▶ **Given task**
Every line that holds the string "bookmarks" is to be identified and copied.

+ + + +

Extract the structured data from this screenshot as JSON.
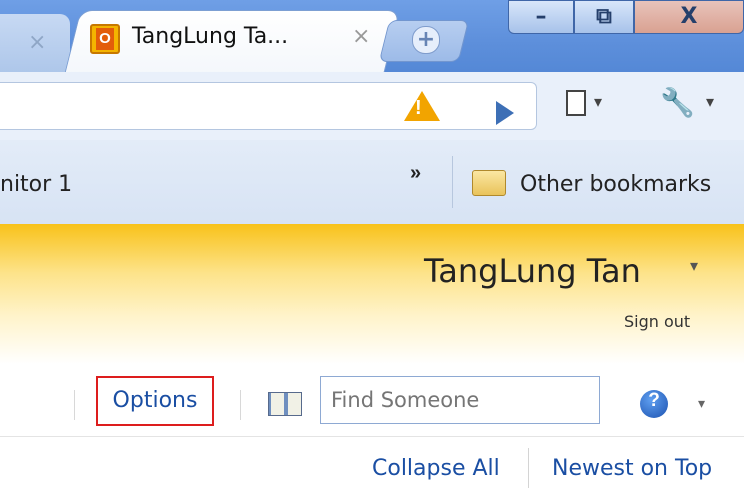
{
  "browser": {
    "inactive_tab_close": "×",
    "active_tab": {
      "title": "TangLung Ta...",
      "close": "×",
      "icon_letter": "O"
    },
    "new_tab": "+",
    "window_buttons": {
      "minimize": "–",
      "maximize": "⧉",
      "close": "X"
    }
  },
  "toolbar": {
    "warning_mark": "!",
    "page_menu_caret": "▾",
    "wrench_menu_caret": "▾"
  },
  "bookmarks": {
    "partial_item": "nitor 1",
    "overflow": "»",
    "other_bookmarks": "Other bookmarks"
  },
  "account": {
    "name": "TangLung Tan",
    "caret": "▾",
    "sign_out": "Sign out"
  },
  "commands": {
    "options": "Options",
    "find_someone_placeholder": "Find Someone",
    "help_glyph": "?",
    "help_caret": "▾"
  },
  "view": {
    "collapse_all": "Collapse All",
    "newest_on_top": "Newest on Top"
  },
  "colors": {
    "link": "#1a4ea3",
    "highlight_box": "#dd1d1d",
    "banner_yellow": "#f8c21a",
    "warning": "#f2a400"
  }
}
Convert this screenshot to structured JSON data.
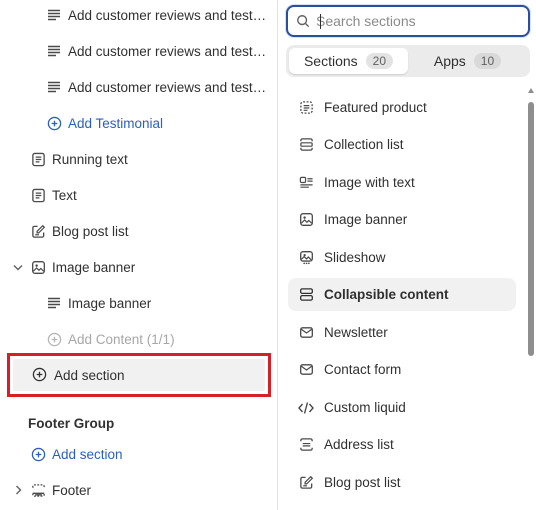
{
  "left_panel": {
    "rows": [
      {
        "label": "Add customer reviews and testimonials",
        "icon": "text-block-icon"
      },
      {
        "label": "Add customer reviews and testimonials",
        "icon": "text-block-icon"
      },
      {
        "label": "Add customer reviews and testimonials",
        "icon": "text-block-icon"
      },
      {
        "label": "Add Testimonial",
        "icon": "plus-circle-icon"
      },
      {
        "label": "Running text",
        "icon": "section-text-icon"
      },
      {
        "label": "Text",
        "icon": "section-text-icon"
      },
      {
        "label": "Blog post list",
        "icon": "edit-note-icon"
      },
      {
        "label": "Image banner",
        "icon": "image-icon"
      },
      {
        "label": "Image banner",
        "icon": "text-block-icon"
      },
      {
        "label": "Add Content (1/1)",
        "icon": "plus-circle-icon"
      },
      {
        "label": "Add section",
        "icon": "plus-circle-icon"
      },
      {
        "label": "Footer Group"
      },
      {
        "label": "Add section",
        "icon": "plus-circle-icon"
      },
      {
        "label": "Footer",
        "icon": "layout-footer-icon"
      }
    ]
  },
  "search": {
    "placeholder": "Search sections",
    "value": ""
  },
  "tabs": [
    {
      "label": "Sections",
      "count": "20",
      "active": true
    },
    {
      "label": "Apps",
      "count": "10",
      "active": false
    }
  ],
  "sections": [
    {
      "label": "Featured product",
      "icon": "featured-product-icon"
    },
    {
      "label": "Collection list",
      "icon": "collection-list-icon"
    },
    {
      "label": "Image with text",
      "icon": "image-with-text-icon"
    },
    {
      "label": "Image banner",
      "icon": "image-icon"
    },
    {
      "label": "Slideshow",
      "icon": "slideshow-icon"
    },
    {
      "label": "Collapsible content",
      "icon": "collapsible-icon",
      "selected": true
    },
    {
      "label": "Newsletter",
      "icon": "envelope-icon"
    },
    {
      "label": "Contact form",
      "icon": "envelope-icon"
    },
    {
      "label": "Custom liquid",
      "icon": "code-icon"
    },
    {
      "label": "Address list",
      "icon": "address-list-icon"
    },
    {
      "label": "Blog post list",
      "icon": "edit-note-icon"
    }
  ],
  "colors": {
    "accent_blue": "#2c5ec1",
    "highlight_red": "#d61f26",
    "selected_bg": "#f1f1f1"
  }
}
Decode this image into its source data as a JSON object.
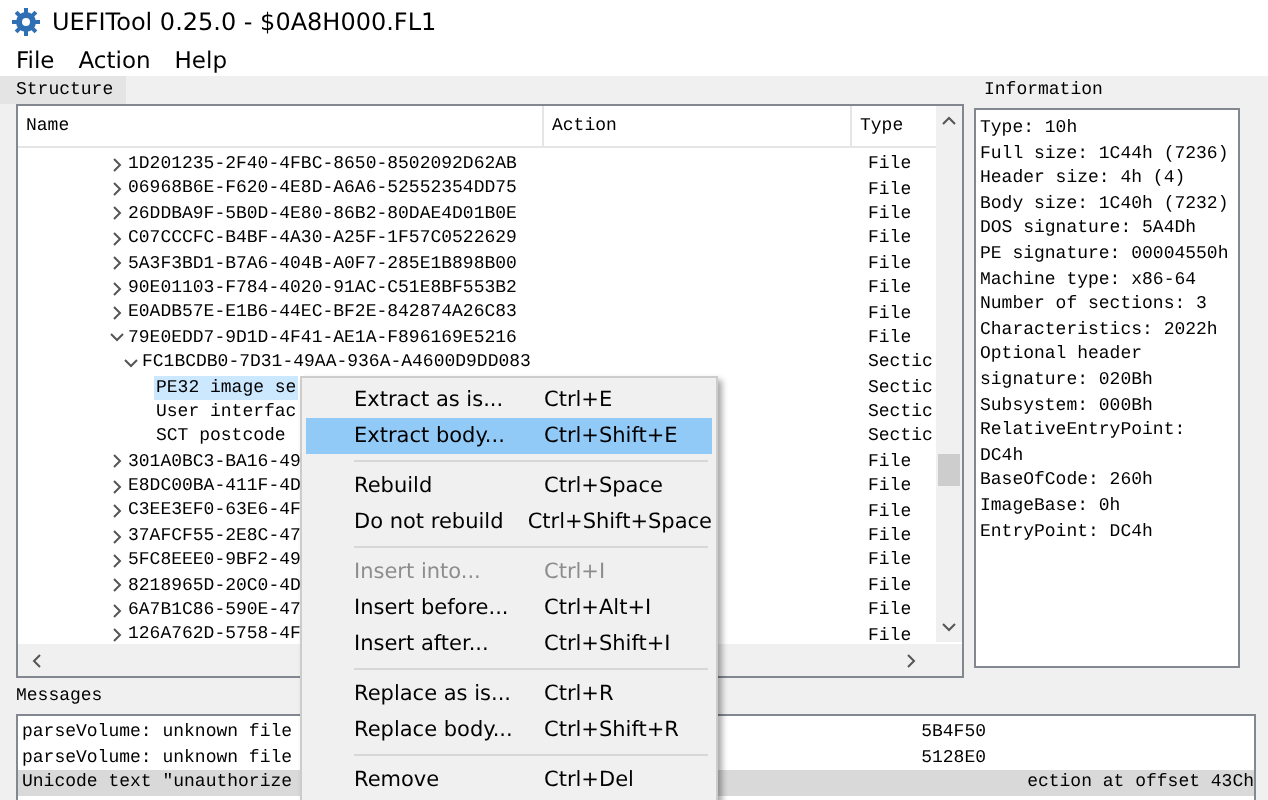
{
  "window": {
    "title": "UEFITool 0.25.0 - $0A8H000.FL1"
  },
  "menu_bar": [
    "File",
    "Action",
    "Help"
  ],
  "structure": {
    "title": "Structure",
    "columns": [
      "Name",
      "Action",
      "Type"
    ],
    "rows": [
      {
        "name": "1D201235-2F40-4FBC-8650-8502092D62AB",
        "type": "File",
        "expanded": false,
        "selected": false
      },
      {
        "name": "06968B6E-F620-4E8D-A6A6-52552354DD75",
        "type": "File",
        "expanded": false,
        "selected": false
      },
      {
        "name": "26DDBA9F-5B0D-4E80-86B2-80DAE4D01B0E",
        "type": "File",
        "expanded": false,
        "selected": false
      },
      {
        "name": "C07CCCFC-B4BF-4A30-A25F-1F57C0522629",
        "type": "File",
        "expanded": false,
        "selected": false
      },
      {
        "name": "5A3F3BD1-B7A6-404B-A0F7-285E1B898B00",
        "type": "File",
        "expanded": false,
        "selected": false
      },
      {
        "name": "90E01103-F784-4020-91AC-C51E8BF553B2",
        "type": "File",
        "expanded": false,
        "selected": false
      },
      {
        "name": "E0ADB57E-E1B6-44EC-BF2E-842874A26C83",
        "type": "File",
        "expanded": false,
        "selected": false
      },
      {
        "name": "79E0EDD7-9D1D-4F41-AE1A-F896169E5216",
        "type": "File",
        "expanded": true,
        "selected": false,
        "children": [
          {
            "name": "FC1BCDB0-7D31-49AA-936A-A4600D9DD083",
            "type": "Sectic",
            "expanded": true,
            "selected": false,
            "children": [
              {
                "name": "PE32 image se",
                "type": "Sectic",
                "selected": true
              },
              {
                "name": "User interfac",
                "type": "Sectic",
                "selected": false
              },
              {
                "name": "SCT postcode",
                "type": "Sectic",
                "selected": false
              }
            ]
          }
        ]
      },
      {
        "name": "301A0BC3-BA16-49",
        "type": "File",
        "expanded": false,
        "selected": false
      },
      {
        "name": "E8DC00BA-411F-4D",
        "type": "File",
        "expanded": false,
        "selected": false
      },
      {
        "name": "C3EE3EF0-63E6-4F",
        "type": "File",
        "expanded": false,
        "selected": false
      },
      {
        "name": "37AFCF55-2E8C-47",
        "type": "File",
        "expanded": false,
        "selected": false
      },
      {
        "name": "5FC8EEE0-9BF2-49",
        "type": "File",
        "expanded": false,
        "selected": false
      },
      {
        "name": "8218965D-20C0-4D",
        "type": "File",
        "expanded": false,
        "selected": false
      },
      {
        "name": "6A7B1C86-590E-47",
        "type": "File",
        "expanded": false,
        "selected": false
      },
      {
        "name": "126A762D-5758-4F",
        "type": "File",
        "expanded": false,
        "selected": false
      }
    ]
  },
  "information": {
    "title": "Information",
    "lines": [
      "Type: 10h",
      "Full size: 1C44h (7236)",
      "Header size: 4h (4)",
      "Body size: 1C40h (7232)",
      "DOS signature: 5A4Dh",
      "PE signature: 00004550h",
      "Machine type: x86-64",
      "Number of sections: 3",
      "Characteristics: 2022h",
      "Optional header",
      "signature: 020Bh",
      "Subsystem: 000Bh",
      "RelativeEntryPoint:",
      "DC4h",
      "BaseOfCode: 260h",
      "ImageBase: 0h",
      "EntryPoint: DC4h"
    ]
  },
  "messages": {
    "title": "Messages",
    "lines": [
      {
        "start": "parseVolume: unknown file",
        "end": "5B4F50",
        "selected": false
      },
      {
        "start": "parseVolume: unknown file",
        "end": "5128E0",
        "selected": false
      },
      {
        "start": "Unicode text \"unauthorize",
        "end": "ection at offset 43Ch",
        "selected": true
      }
    ]
  },
  "context_menu": {
    "items": [
      {
        "kind": "item",
        "label": "Extract as is...",
        "shortcut": "Ctrl+E",
        "highlighted": false,
        "disabled": false
      },
      {
        "kind": "item",
        "label": "Extract body...",
        "shortcut": "Ctrl+Shift+E",
        "highlighted": true,
        "disabled": false
      },
      {
        "kind": "separator"
      },
      {
        "kind": "item",
        "label": "Rebuild",
        "shortcut": "Ctrl+Space",
        "highlighted": false,
        "disabled": false
      },
      {
        "kind": "item",
        "label": "Do not rebuild",
        "shortcut": "Ctrl+Shift+Space",
        "highlighted": false,
        "disabled": false
      },
      {
        "kind": "separator"
      },
      {
        "kind": "item",
        "label": "Insert into...",
        "shortcut": "Ctrl+I",
        "highlighted": false,
        "disabled": true
      },
      {
        "kind": "item",
        "label": "Insert before...",
        "shortcut": "Ctrl+Alt+I",
        "highlighted": false,
        "disabled": false
      },
      {
        "kind": "item",
        "label": "Insert after...",
        "shortcut": "Ctrl+Shift+I",
        "highlighted": false,
        "disabled": false
      },
      {
        "kind": "separator"
      },
      {
        "kind": "item",
        "label": "Replace as is...",
        "shortcut": "Ctrl+R",
        "highlighted": false,
        "disabled": false
      },
      {
        "kind": "item",
        "label": "Replace body...",
        "shortcut": "Ctrl+Shift+R",
        "highlighted": false,
        "disabled": false
      },
      {
        "kind": "separator"
      },
      {
        "kind": "item",
        "label": "Remove",
        "shortcut": "Ctrl+Del",
        "highlighted": false,
        "disabled": false
      }
    ]
  }
}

+ + + +

▶ **Result below**
  "bookmarks": {
    "other_bookmarks": "Other bookmarks"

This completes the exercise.